━━ MATERIAL FOR THE TASK

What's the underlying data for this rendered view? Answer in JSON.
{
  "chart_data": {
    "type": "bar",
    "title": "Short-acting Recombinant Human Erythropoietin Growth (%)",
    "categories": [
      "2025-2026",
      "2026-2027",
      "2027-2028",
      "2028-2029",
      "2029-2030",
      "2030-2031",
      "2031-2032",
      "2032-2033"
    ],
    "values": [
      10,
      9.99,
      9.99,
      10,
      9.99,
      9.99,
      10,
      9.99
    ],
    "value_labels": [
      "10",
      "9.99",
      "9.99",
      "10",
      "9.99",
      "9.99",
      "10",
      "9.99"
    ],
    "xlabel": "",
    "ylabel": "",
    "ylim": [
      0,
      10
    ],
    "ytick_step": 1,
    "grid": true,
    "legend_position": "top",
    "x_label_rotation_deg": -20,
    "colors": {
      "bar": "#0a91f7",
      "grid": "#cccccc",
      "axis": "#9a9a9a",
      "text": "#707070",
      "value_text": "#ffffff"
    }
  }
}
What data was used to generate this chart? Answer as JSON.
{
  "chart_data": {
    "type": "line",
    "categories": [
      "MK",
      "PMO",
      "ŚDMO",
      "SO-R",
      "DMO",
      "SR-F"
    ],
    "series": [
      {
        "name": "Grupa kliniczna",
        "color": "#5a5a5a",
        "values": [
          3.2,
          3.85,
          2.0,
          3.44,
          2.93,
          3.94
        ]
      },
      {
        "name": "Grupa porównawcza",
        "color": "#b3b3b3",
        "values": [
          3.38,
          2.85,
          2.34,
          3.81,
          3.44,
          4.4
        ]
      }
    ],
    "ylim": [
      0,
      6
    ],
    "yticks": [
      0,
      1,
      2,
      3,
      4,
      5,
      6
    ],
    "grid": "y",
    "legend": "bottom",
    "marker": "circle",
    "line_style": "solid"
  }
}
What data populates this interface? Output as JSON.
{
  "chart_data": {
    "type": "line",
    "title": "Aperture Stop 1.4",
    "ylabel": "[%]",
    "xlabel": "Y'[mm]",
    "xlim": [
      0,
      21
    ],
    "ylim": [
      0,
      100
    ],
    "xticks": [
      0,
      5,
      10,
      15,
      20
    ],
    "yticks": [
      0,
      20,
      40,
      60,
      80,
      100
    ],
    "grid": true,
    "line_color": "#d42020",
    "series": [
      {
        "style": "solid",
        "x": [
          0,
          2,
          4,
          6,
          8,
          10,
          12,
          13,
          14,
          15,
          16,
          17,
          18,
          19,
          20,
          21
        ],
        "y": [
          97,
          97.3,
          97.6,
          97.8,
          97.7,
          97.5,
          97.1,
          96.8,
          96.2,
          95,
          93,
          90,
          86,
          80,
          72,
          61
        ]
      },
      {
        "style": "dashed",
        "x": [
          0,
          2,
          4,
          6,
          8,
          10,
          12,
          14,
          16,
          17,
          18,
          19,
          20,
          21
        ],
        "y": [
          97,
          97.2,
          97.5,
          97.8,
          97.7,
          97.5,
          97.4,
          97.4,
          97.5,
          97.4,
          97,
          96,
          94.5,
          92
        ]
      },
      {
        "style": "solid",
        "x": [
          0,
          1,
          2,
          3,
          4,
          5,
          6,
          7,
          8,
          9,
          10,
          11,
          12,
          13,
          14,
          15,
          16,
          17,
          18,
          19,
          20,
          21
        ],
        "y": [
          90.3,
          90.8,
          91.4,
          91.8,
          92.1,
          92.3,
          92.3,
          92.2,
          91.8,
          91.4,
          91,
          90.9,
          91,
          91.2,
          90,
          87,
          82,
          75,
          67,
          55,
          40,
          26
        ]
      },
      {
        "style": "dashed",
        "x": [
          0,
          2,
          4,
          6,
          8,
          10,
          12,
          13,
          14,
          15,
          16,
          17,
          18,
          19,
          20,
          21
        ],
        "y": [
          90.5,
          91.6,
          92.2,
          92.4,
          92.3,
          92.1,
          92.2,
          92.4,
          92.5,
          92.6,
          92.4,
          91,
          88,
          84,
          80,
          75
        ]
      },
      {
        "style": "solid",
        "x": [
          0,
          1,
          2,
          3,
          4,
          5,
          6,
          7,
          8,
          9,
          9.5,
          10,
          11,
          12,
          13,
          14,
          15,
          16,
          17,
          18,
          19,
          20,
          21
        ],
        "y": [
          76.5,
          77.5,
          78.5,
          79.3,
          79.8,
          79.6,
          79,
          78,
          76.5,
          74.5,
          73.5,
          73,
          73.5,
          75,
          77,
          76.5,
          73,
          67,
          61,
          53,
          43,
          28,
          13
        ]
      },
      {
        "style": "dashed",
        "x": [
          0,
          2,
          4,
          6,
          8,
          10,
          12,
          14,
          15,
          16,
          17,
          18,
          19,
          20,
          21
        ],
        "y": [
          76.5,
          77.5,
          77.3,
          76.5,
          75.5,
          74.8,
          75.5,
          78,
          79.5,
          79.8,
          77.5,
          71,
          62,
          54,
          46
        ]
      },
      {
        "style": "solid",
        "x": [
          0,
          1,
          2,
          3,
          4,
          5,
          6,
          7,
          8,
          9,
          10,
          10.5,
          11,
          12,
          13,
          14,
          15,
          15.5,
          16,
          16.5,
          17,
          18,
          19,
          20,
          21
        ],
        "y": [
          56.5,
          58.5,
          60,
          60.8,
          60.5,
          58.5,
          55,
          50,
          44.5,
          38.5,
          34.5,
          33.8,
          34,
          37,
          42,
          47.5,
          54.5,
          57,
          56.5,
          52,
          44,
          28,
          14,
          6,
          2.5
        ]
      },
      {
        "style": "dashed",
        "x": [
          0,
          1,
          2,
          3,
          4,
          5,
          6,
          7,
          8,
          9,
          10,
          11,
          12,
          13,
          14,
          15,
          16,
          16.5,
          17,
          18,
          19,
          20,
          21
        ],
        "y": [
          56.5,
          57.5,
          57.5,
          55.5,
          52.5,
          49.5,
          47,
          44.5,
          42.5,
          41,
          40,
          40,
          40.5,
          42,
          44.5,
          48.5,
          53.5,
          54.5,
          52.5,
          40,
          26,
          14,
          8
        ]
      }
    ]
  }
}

━━━━

» TASK DESCRIPTION
Where a line above includes "title", copy that line.

» THE ANSWER
    "title": "Short-acting Recombinant Human Erythropoietin Growth (%)",
    "title": "Aperture Stop 1.4",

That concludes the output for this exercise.